* [Data entries for graphics]
--*--

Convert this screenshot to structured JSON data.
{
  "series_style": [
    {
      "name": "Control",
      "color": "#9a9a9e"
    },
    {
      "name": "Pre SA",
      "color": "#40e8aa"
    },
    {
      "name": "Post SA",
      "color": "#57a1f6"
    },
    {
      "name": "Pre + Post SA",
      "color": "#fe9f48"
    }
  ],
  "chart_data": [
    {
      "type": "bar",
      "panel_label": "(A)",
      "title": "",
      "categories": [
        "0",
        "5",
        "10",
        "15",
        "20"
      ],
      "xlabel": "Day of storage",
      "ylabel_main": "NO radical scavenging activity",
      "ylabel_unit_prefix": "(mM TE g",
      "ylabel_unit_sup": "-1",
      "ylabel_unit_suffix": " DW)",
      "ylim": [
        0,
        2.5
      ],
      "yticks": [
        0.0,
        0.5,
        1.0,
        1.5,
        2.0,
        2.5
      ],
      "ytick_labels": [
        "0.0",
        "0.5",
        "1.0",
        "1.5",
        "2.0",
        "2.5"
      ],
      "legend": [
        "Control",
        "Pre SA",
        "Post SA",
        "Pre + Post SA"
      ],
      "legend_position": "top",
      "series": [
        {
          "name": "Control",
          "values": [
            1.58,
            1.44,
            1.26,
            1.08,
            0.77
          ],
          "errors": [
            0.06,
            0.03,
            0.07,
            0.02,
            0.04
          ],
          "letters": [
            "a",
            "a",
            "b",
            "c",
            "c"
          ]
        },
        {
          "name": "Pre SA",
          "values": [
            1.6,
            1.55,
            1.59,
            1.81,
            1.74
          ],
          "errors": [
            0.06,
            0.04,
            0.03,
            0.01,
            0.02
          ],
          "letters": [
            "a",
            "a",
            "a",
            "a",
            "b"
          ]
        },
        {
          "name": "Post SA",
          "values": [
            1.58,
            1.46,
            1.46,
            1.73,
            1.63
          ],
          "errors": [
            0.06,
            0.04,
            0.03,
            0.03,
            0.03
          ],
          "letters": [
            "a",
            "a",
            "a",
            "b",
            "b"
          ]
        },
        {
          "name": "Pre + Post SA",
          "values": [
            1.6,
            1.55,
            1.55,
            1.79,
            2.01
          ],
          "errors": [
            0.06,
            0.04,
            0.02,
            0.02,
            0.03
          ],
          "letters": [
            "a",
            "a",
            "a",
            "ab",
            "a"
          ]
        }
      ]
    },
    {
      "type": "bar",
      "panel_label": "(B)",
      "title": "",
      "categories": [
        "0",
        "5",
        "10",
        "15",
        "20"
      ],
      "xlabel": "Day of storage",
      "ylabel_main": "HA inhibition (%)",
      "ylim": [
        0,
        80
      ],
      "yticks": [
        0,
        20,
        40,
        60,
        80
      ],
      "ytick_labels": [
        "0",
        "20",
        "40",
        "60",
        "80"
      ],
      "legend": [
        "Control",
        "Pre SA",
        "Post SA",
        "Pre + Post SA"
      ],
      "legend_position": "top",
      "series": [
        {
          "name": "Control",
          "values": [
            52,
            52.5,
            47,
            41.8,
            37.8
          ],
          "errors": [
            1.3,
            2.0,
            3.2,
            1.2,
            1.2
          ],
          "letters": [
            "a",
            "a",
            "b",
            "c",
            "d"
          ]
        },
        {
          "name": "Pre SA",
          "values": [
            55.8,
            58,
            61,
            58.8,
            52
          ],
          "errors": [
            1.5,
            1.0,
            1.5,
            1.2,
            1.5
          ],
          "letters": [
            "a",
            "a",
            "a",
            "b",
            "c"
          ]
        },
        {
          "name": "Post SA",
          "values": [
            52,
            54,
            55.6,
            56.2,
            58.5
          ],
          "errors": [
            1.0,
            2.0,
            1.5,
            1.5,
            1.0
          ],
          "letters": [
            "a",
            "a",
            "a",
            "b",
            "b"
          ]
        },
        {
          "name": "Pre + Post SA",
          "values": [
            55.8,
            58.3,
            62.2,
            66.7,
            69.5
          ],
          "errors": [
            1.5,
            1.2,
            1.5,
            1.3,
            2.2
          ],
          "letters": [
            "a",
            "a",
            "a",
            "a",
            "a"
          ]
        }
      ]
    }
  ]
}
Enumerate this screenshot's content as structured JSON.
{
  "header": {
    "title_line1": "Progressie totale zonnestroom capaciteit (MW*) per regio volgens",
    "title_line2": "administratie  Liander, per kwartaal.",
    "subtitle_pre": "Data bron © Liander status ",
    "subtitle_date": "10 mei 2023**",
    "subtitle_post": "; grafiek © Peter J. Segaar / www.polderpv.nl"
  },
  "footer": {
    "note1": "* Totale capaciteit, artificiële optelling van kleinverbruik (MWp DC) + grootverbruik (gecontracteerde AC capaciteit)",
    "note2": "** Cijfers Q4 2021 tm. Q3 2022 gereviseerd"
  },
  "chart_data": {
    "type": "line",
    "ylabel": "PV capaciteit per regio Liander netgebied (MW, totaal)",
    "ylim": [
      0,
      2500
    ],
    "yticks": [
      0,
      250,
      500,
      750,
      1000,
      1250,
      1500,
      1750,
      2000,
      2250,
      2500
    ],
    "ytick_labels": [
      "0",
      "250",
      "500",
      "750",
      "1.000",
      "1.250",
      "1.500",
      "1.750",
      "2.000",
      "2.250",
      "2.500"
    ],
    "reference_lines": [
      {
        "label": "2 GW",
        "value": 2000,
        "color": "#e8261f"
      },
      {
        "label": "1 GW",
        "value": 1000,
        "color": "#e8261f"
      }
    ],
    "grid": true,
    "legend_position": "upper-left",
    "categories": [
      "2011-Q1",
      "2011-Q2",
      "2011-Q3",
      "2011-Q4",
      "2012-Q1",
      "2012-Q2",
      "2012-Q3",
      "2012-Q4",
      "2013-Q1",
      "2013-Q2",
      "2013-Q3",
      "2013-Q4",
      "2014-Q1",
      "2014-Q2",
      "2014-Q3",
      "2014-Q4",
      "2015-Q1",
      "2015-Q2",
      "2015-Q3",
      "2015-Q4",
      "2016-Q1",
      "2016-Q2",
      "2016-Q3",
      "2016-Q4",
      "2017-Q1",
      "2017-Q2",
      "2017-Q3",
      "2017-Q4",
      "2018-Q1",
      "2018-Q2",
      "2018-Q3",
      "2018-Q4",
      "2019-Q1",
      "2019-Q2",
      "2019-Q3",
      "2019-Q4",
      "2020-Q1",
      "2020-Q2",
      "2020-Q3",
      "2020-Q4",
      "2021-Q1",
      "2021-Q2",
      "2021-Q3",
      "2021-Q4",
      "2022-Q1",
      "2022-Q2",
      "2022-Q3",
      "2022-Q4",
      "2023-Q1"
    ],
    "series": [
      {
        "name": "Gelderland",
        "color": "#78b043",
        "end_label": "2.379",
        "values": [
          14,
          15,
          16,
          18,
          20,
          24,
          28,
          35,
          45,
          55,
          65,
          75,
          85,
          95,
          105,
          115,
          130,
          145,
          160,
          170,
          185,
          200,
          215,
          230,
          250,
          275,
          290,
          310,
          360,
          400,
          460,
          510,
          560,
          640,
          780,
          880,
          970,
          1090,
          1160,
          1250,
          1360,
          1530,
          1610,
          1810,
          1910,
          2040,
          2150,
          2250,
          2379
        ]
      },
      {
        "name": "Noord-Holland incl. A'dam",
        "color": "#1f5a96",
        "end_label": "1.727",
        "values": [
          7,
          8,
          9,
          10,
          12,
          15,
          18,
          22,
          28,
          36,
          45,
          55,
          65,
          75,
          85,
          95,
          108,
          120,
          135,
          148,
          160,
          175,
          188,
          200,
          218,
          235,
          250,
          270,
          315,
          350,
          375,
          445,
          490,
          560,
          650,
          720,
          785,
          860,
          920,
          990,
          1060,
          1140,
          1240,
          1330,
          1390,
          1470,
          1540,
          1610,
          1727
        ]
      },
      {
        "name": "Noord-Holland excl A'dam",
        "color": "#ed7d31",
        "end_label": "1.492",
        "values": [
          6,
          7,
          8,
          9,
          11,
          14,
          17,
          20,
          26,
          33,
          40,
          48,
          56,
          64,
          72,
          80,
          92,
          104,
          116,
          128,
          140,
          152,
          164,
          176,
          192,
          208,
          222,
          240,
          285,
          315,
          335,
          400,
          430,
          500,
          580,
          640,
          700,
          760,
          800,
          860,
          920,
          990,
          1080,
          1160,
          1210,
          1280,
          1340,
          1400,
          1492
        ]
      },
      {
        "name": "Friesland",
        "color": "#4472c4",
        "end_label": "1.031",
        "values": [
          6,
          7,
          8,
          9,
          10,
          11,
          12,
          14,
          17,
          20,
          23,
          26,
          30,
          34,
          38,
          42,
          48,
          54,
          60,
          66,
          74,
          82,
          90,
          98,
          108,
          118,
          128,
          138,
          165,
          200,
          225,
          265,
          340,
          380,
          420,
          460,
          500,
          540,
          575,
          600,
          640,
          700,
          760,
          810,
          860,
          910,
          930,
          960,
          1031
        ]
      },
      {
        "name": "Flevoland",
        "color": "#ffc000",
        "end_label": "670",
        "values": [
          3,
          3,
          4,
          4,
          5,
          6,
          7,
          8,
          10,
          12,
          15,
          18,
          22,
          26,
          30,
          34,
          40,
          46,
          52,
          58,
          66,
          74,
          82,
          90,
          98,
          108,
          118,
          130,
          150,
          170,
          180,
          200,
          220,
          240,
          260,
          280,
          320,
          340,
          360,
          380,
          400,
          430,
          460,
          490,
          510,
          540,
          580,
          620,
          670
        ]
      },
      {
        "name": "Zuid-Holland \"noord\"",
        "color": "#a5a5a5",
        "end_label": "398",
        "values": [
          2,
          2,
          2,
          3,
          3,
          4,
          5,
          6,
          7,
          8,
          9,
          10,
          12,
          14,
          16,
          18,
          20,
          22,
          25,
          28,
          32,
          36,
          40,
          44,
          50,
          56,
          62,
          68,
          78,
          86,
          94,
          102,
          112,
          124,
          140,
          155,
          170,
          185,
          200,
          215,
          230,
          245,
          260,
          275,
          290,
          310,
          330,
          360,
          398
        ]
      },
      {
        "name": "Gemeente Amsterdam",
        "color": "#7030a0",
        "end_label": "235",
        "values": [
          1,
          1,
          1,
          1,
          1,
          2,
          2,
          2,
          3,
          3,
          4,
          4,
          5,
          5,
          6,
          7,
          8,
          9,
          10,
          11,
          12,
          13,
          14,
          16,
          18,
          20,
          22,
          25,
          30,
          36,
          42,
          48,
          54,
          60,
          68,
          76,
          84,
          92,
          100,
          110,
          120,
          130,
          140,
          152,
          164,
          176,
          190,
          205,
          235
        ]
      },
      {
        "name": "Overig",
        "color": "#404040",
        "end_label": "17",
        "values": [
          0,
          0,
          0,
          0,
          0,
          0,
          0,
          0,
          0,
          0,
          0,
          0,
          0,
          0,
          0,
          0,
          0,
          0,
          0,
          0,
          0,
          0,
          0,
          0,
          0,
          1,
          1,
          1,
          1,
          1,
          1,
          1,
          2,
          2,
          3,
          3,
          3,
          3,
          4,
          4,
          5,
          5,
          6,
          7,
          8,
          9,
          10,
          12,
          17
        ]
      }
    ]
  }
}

--*--

* [TASK TO COMPLETE] Identify and copy the lines holding the word "capaciteit".

* [FINISHED TASK]
    "title_line1": "Progressie totale zonnestroom capaciteit (MW*) per regio volgens",
    "note1": "* Totale capaciteit, artificiële optelling van kleinverbruik (MWp DC) + grootverbruik (gecontracteerde AC capaciteit)",
    "ylabel": "PV capaciteit per regio Liander netgebied (MW, totaal)",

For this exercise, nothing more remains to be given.